▶ _REQUIRED WORK_: Determine the number of lines containing the word "Marketing". Reply with it and nothing else.

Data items

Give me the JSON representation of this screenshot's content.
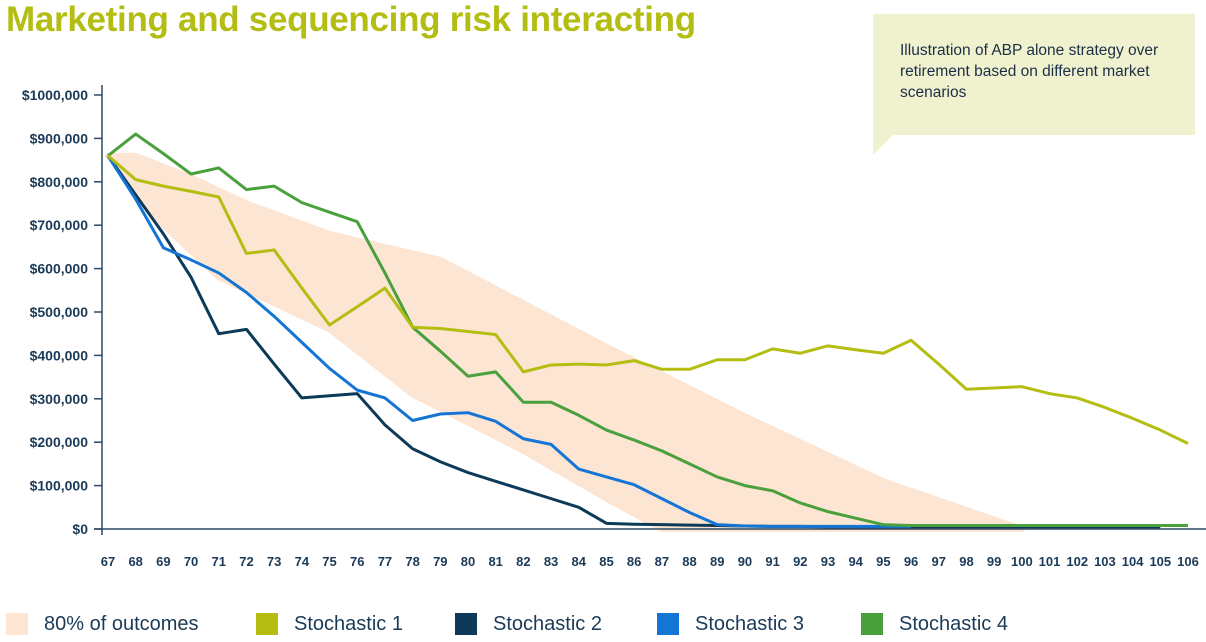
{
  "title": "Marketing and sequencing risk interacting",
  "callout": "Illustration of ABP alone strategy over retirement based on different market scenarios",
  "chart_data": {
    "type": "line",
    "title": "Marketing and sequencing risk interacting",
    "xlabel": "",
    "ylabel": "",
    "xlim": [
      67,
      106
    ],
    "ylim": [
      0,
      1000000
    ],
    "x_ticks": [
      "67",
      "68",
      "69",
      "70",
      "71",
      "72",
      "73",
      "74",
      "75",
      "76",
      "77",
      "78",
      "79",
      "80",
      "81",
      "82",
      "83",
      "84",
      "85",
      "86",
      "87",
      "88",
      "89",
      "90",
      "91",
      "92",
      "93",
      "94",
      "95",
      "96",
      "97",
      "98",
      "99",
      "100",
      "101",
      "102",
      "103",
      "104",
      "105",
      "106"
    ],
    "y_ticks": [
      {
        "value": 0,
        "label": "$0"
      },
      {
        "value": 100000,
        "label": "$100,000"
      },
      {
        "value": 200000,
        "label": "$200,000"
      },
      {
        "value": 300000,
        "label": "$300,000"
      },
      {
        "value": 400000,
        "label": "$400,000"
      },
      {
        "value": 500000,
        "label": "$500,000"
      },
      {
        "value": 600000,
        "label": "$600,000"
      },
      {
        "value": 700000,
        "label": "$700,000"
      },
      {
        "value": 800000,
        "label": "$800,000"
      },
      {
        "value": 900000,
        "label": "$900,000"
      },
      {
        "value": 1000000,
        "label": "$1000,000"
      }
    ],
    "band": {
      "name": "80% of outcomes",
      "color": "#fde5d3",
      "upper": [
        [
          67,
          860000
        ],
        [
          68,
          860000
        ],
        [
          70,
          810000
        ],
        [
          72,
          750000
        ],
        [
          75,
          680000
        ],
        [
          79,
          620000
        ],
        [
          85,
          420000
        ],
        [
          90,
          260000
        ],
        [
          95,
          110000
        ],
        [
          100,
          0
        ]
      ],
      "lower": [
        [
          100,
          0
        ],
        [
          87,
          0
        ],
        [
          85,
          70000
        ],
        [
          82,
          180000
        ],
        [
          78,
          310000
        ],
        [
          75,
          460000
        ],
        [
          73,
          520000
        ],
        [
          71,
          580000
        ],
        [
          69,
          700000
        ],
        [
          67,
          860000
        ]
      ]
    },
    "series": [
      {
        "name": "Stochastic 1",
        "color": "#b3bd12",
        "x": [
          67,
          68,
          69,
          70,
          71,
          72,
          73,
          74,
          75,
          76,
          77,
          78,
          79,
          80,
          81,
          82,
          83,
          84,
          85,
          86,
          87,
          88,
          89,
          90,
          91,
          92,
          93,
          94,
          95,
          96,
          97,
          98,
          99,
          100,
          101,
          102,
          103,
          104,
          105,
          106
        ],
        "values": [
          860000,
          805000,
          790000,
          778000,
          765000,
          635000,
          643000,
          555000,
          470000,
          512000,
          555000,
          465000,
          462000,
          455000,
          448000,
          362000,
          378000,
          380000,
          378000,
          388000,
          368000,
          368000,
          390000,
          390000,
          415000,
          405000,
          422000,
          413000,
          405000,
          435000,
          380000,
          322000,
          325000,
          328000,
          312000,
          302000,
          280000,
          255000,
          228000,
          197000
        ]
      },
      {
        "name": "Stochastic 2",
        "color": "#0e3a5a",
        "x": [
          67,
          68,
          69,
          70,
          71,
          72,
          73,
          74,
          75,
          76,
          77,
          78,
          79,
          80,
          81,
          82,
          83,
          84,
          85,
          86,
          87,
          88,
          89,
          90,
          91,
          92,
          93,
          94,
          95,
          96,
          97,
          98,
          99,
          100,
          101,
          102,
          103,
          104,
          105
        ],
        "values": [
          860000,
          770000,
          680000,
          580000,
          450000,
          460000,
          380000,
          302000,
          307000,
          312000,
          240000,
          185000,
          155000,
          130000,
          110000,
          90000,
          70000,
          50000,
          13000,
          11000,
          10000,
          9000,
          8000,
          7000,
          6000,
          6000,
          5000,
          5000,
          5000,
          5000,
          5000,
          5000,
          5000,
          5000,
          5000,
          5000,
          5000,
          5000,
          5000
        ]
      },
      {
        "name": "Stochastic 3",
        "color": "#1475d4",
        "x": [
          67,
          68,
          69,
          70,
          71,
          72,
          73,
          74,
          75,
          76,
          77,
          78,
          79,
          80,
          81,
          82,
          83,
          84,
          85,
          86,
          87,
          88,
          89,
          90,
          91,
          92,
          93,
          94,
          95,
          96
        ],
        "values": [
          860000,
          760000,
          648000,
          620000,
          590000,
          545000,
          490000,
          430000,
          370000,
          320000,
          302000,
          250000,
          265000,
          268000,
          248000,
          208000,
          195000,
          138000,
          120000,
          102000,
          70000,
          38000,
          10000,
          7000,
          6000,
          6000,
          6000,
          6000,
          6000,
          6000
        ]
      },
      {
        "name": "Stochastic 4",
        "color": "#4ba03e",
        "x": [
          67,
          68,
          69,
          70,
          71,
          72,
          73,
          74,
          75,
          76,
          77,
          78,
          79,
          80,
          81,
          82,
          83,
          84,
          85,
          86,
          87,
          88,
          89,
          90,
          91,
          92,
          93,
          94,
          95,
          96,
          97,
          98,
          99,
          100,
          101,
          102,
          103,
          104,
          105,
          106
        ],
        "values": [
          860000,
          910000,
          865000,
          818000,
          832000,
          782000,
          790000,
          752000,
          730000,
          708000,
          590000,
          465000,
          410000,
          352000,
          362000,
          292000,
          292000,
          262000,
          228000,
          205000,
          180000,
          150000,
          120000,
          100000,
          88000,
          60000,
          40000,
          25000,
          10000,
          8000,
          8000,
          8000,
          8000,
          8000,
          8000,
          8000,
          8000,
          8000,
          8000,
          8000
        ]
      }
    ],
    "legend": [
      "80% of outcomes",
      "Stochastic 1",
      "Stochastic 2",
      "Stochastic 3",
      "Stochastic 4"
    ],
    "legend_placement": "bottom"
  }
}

▶ _EXERCISE SOLUTION_: 2